◆ **GIVEN REQUEST**
Write out all the lines again, precisely as they stand, but without the images.

Data records
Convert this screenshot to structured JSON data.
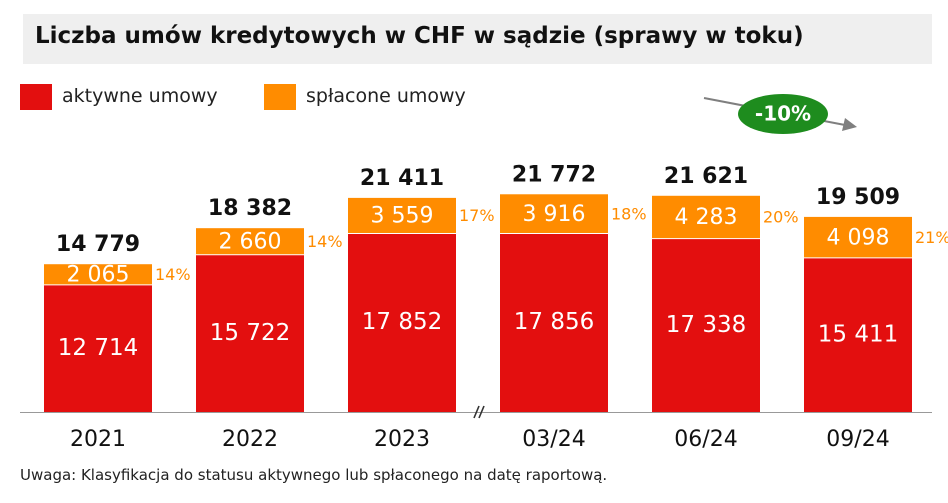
{
  "title": "Liczba umów kredytowych w CHF w sądzie (sprawy w toku)",
  "legend": [
    {
      "label": "aktywne umowy",
      "color": "#e30f0f"
    },
    {
      "label": "spłacone umowy",
      "color": "#ff8c00"
    }
  ],
  "trend_badge": {
    "label": "-10%",
    "color": "#1e8c1e"
  },
  "note": "Uwaga: Klasyfikacja do statusu aktywnego lub spłaconego na datę raportową.",
  "chart_data": {
    "type": "bar",
    "stacked": true,
    "categories": [
      "2021",
      "2022",
      "2023",
      "03/24",
      "06/24",
      "09/24"
    ],
    "series": [
      {
        "name": "aktywne umowy",
        "color": "#e30f0f",
        "values": [
          12714,
          15722,
          17852,
          17856,
          17338,
          15411
        ],
        "labels": [
          "12 714",
          "15 722",
          "17 852",
          "17 856",
          "17 338",
          "15 411"
        ]
      },
      {
        "name": "spłacone umowy",
        "color": "#ff8c00",
        "values": [
          2065,
          2660,
          3559,
          3916,
          4283,
          4098
        ],
        "labels": [
          "2 065",
          "2 660",
          "3 559",
          "3 916",
          "4 283",
          "4 098"
        ]
      }
    ],
    "totals": [
      "14 779",
      "18 382",
      "21 411",
      "21 772",
      "21 621",
      "19 509"
    ],
    "share_labels": [
      "14%",
      "14%",
      "17%",
      "18%",
      "20%",
      "21%"
    ],
    "axis_break_between": [
      "2023",
      "03/24"
    ],
    "xlabel": "",
    "ylabel": "",
    "ylim": [
      0,
      25000
    ],
    "grid": false,
    "legend_position": "top-left"
  }
}
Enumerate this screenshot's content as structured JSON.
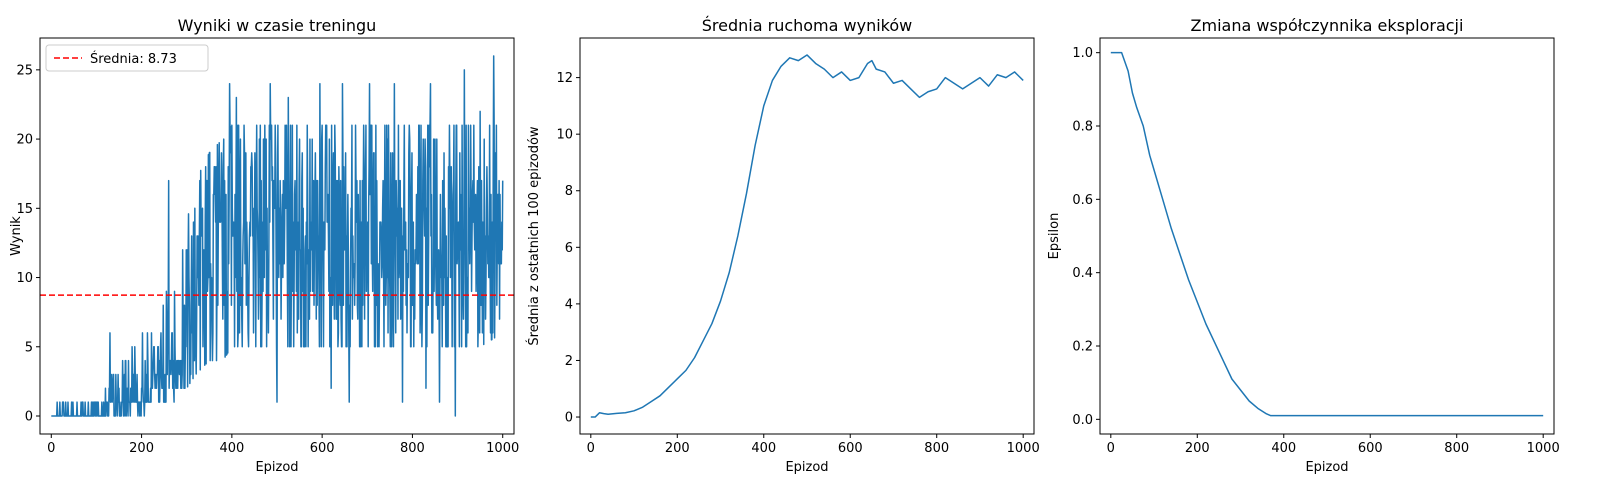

◆ **ANSWER TO THIS EXERCISE**
Convert this screenshot to structured JSON data.
{
  "title": "Liczba umów kredytowych w CHF w sądzie (sprawy w toku)",
  "legend": [
    {
      "label": "aktywne umowy",
      "color": "#e30f0f"
    },
    {
      "label": "spłacone umowy",
      "color": "#ff8c00"
    }
  ],
  "trend_badge": {
    "label": "-10%",
    "color": "#1e8c1e"
  },
  "note": "Uwaga: Klasyfikacja do statusu aktywnego lub spłaconego na datę raportową.",
  "chart_data": {
    "type": "bar",
    "stacked": true,
    "categories": [
      "2021",
      "2022",
      "2023",
      "03/24",
      "06/24",
      "09/24"
    ],
    "series": [
      {
        "name": "aktywne umowy",
        "color": "#e30f0f",
        "values": [
          12714,
          15722,
          17852,
          17856,
          17338,
          15411
        ],
        "labels": [
          "12 714",
          "15 722",
          "17 852",
          "17 856",
          "17 338",
          "15 411"
        ]
      },
      {
        "name": "spłacone umowy",
        "color": "#ff8c00",
        "values": [
          2065,
          2660,
          3559,
          3916,
          4283,
          4098
        ],
        "labels": [
          "2 065",
          "2 660",
          "3 559",
          "3 916",
          "4 283",
          "4 098"
        ]
      }
    ],
    "totals": [
      "14 779",
      "18 382",
      "21 411",
      "21 772",
      "21 621",
      "19 509"
    ],
    "share_labels": [
      "14%",
      "14%",
      "17%",
      "18%",
      "20%",
      "21%"
    ],
    "axis_break_between": [
      "2023",
      "03/24"
    ],
    "xlabel": "",
    "ylabel": "",
    "ylim": [
      0,
      25000
    ],
    "grid": false,
    "legend_position": "top-left"
  }
}
Enumerate this screenshot's content as structured JSON.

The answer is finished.